# [Exercise materials]
## BEGIN
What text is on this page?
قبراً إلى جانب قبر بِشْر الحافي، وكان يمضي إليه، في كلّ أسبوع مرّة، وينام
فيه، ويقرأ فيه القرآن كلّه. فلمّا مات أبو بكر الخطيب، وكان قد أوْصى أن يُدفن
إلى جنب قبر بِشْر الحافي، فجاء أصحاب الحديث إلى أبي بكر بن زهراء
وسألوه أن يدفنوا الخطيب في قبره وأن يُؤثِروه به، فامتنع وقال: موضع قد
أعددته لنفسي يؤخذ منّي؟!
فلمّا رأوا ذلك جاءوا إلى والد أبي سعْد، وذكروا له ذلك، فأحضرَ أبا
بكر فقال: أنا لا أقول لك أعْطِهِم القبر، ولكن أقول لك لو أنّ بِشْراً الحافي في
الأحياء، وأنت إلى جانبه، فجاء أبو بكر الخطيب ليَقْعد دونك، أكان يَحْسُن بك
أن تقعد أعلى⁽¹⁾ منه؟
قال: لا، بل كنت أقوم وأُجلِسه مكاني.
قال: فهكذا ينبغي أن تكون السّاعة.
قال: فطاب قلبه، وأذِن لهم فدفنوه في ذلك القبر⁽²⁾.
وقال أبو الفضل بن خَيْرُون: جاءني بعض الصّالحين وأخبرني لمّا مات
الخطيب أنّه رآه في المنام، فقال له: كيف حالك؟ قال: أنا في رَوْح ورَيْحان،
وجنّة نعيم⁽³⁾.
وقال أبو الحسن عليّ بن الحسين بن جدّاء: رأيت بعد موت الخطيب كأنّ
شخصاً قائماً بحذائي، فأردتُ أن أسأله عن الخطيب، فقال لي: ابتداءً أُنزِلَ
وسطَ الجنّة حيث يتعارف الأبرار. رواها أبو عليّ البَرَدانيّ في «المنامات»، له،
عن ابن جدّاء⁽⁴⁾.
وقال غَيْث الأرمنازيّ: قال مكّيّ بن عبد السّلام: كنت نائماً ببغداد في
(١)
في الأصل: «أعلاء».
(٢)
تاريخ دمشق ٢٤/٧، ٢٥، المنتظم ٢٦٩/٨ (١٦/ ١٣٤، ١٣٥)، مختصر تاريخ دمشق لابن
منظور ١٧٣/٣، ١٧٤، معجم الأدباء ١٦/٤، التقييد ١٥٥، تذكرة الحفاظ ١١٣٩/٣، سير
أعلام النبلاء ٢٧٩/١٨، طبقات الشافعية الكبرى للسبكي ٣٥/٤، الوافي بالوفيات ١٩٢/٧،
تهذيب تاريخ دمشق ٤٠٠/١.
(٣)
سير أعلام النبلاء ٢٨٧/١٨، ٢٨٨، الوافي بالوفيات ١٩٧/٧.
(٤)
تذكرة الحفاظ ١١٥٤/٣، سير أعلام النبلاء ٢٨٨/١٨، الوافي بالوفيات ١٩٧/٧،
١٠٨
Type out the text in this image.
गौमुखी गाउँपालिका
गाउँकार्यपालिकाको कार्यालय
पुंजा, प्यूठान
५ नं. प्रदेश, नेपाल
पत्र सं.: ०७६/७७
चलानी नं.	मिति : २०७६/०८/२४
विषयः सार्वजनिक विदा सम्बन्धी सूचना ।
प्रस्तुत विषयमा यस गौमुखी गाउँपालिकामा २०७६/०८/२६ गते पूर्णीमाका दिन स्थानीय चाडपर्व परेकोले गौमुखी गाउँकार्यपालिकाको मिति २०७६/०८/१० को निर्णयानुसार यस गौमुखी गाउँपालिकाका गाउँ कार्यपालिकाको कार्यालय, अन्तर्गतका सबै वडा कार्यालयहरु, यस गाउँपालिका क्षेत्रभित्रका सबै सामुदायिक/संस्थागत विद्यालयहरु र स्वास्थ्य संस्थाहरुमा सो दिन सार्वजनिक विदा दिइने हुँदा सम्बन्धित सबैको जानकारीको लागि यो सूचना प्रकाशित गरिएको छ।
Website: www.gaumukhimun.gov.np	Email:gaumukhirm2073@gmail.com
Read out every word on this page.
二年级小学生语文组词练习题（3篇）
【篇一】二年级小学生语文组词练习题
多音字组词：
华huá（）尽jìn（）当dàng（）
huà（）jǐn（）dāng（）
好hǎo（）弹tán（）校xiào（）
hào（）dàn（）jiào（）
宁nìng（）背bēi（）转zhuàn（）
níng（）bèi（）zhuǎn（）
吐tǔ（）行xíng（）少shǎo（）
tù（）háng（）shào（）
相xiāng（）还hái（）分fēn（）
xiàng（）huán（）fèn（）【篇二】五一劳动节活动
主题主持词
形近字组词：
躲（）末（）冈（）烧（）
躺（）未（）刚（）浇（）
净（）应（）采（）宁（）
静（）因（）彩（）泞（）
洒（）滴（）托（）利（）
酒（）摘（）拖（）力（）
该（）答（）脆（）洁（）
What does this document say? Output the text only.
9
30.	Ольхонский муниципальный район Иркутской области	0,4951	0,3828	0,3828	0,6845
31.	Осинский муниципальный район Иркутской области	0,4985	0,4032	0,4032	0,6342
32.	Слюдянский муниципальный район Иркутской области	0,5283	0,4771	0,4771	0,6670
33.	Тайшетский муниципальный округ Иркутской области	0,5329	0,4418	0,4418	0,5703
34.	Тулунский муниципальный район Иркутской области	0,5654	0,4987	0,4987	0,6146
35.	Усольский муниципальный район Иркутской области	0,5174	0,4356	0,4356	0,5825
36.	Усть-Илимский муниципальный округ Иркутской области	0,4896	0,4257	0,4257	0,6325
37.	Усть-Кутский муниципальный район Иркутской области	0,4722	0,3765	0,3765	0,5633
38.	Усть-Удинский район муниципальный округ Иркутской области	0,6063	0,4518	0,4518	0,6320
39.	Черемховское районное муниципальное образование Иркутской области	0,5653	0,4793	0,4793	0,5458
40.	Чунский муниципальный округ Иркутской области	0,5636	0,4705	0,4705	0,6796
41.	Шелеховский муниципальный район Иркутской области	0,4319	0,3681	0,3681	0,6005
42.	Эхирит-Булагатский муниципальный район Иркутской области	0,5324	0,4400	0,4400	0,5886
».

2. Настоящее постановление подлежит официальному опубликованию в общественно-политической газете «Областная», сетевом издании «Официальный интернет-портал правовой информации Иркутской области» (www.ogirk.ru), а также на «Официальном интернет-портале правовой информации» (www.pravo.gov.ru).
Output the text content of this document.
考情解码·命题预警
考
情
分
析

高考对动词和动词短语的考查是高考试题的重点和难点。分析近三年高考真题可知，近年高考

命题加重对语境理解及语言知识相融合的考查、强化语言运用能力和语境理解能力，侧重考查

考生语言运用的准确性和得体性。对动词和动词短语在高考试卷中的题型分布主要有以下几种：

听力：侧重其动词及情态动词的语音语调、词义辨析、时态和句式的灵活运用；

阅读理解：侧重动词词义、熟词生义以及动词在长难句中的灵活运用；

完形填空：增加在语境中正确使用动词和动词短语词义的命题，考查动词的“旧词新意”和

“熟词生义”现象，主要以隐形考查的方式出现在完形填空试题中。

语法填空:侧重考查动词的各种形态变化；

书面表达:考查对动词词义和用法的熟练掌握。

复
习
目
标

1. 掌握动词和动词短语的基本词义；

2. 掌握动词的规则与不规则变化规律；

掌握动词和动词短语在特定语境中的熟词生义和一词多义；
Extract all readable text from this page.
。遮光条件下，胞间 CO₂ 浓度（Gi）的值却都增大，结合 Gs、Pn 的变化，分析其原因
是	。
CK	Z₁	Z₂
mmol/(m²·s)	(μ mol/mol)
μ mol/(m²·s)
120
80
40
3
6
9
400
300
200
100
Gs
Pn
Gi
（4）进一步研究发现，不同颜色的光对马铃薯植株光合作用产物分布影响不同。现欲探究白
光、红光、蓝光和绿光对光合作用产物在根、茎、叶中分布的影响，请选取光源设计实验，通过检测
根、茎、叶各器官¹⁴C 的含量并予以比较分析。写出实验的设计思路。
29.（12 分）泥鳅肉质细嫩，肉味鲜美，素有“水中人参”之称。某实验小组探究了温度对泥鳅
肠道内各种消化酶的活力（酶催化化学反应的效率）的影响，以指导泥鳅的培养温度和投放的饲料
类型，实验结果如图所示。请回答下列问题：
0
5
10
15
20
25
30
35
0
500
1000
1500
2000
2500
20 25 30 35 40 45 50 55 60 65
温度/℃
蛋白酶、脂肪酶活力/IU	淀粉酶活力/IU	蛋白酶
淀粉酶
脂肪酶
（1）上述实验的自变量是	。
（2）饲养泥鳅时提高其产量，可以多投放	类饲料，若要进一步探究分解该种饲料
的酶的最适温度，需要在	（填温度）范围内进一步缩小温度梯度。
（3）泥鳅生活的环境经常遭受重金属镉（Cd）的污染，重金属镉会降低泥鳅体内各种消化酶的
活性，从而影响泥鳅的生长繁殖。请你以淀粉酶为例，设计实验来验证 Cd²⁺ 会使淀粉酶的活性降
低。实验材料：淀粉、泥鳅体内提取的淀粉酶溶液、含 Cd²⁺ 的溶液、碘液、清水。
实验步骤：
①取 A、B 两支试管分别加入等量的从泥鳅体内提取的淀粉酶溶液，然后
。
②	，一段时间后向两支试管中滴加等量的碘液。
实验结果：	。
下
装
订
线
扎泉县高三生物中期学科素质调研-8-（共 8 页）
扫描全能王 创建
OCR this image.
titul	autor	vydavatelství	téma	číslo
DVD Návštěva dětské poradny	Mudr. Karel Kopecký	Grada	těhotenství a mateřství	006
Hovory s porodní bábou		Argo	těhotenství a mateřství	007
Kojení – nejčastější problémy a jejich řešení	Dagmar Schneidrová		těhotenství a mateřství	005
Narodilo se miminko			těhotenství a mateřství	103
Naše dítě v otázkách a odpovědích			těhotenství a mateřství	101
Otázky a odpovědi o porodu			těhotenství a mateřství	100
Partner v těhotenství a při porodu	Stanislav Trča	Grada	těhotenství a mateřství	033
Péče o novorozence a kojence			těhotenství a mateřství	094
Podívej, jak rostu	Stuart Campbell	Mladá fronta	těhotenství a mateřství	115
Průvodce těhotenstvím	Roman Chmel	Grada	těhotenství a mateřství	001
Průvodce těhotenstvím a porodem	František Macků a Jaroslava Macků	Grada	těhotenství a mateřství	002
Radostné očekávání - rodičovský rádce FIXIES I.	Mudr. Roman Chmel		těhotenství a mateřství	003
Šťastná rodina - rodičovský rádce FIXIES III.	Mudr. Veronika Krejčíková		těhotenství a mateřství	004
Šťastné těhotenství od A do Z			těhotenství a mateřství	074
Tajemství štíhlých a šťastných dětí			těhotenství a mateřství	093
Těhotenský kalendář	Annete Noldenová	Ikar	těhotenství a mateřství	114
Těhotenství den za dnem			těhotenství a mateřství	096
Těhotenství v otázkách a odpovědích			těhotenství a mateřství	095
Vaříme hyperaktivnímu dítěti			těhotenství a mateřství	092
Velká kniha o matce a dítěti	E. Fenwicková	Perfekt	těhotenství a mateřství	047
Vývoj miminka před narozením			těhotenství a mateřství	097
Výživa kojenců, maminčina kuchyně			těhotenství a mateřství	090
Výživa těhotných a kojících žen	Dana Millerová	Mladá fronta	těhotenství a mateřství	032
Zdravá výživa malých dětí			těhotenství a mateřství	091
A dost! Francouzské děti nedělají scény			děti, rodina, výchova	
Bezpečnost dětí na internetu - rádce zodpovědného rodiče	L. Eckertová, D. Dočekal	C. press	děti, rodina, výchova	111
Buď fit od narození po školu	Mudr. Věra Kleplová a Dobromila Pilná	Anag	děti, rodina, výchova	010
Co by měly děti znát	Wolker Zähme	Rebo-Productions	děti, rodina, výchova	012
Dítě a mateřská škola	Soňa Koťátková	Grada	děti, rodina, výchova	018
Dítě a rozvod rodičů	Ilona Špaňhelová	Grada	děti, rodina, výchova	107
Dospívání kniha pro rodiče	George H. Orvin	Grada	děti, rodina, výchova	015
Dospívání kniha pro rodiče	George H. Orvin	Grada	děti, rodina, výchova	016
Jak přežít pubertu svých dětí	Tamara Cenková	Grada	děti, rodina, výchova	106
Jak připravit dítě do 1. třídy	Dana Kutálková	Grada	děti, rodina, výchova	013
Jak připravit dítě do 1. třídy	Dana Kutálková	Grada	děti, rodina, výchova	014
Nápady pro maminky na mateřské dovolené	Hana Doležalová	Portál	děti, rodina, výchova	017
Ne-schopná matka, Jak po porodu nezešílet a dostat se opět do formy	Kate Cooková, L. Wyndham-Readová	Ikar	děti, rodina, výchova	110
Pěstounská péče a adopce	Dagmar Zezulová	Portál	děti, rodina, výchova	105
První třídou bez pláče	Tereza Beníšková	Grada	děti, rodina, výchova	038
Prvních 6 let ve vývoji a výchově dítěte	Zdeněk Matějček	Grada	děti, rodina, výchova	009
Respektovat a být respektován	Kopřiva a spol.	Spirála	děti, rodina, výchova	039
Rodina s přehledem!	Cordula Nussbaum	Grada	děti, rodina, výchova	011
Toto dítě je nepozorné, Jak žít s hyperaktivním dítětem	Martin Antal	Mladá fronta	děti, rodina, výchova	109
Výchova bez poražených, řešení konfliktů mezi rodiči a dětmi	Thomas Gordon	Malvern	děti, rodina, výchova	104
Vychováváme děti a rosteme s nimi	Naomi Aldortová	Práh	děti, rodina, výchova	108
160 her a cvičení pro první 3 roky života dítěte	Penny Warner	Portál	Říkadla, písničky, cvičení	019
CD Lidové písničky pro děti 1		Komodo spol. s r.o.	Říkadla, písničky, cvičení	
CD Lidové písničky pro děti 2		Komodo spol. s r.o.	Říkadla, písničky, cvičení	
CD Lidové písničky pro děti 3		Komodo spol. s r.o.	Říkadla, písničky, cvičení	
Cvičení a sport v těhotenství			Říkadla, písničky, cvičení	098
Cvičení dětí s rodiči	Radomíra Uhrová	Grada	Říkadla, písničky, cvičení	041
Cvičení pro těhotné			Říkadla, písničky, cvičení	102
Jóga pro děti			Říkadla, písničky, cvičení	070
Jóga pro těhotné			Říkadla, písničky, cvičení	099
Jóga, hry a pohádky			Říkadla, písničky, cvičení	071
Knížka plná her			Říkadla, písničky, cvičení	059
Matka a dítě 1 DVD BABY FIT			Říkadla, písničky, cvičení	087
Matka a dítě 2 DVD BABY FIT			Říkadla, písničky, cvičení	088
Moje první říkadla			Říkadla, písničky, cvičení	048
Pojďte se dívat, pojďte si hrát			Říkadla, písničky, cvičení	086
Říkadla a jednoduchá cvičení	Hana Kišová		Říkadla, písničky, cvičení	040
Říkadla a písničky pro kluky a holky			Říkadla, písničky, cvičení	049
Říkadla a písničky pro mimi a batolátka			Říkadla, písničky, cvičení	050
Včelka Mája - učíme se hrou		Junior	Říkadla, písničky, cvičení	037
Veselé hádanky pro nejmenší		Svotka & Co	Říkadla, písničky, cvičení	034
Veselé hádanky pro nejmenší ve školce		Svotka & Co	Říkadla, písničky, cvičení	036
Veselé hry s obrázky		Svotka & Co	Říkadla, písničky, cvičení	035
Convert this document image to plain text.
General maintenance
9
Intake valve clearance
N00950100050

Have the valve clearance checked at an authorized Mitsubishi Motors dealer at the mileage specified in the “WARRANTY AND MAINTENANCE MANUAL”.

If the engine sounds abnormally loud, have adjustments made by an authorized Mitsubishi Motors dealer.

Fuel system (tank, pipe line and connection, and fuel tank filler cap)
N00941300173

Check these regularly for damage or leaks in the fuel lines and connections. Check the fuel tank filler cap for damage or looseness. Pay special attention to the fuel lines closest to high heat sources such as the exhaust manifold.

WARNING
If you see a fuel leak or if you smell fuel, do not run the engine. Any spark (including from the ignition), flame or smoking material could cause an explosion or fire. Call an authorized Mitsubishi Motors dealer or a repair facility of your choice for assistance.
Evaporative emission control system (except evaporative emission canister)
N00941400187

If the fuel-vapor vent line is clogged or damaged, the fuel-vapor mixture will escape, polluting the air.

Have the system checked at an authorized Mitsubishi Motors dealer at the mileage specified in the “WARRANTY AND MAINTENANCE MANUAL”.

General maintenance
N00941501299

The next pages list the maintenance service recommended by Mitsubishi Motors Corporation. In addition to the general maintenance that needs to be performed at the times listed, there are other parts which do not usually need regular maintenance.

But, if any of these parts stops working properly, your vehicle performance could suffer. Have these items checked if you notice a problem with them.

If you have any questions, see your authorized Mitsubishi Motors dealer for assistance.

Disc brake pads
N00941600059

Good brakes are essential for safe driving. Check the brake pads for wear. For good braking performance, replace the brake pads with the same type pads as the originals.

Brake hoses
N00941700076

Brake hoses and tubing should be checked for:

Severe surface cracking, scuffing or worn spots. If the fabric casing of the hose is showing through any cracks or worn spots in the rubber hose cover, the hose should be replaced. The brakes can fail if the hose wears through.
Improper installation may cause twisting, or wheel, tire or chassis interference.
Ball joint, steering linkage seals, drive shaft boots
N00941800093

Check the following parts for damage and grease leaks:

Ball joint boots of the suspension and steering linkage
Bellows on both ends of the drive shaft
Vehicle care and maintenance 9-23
## END
Collect each line above holding the string "دمشق".

تاريخ دمشق ٢٤/٧، ٢٥، المنتظم ٢٦٩/٨ (١٦/ ١٣٤، ١٣٥)، مختصر تاريخ دمشق لابن
تهذيب تاريخ دمشق ٤٠٠/١.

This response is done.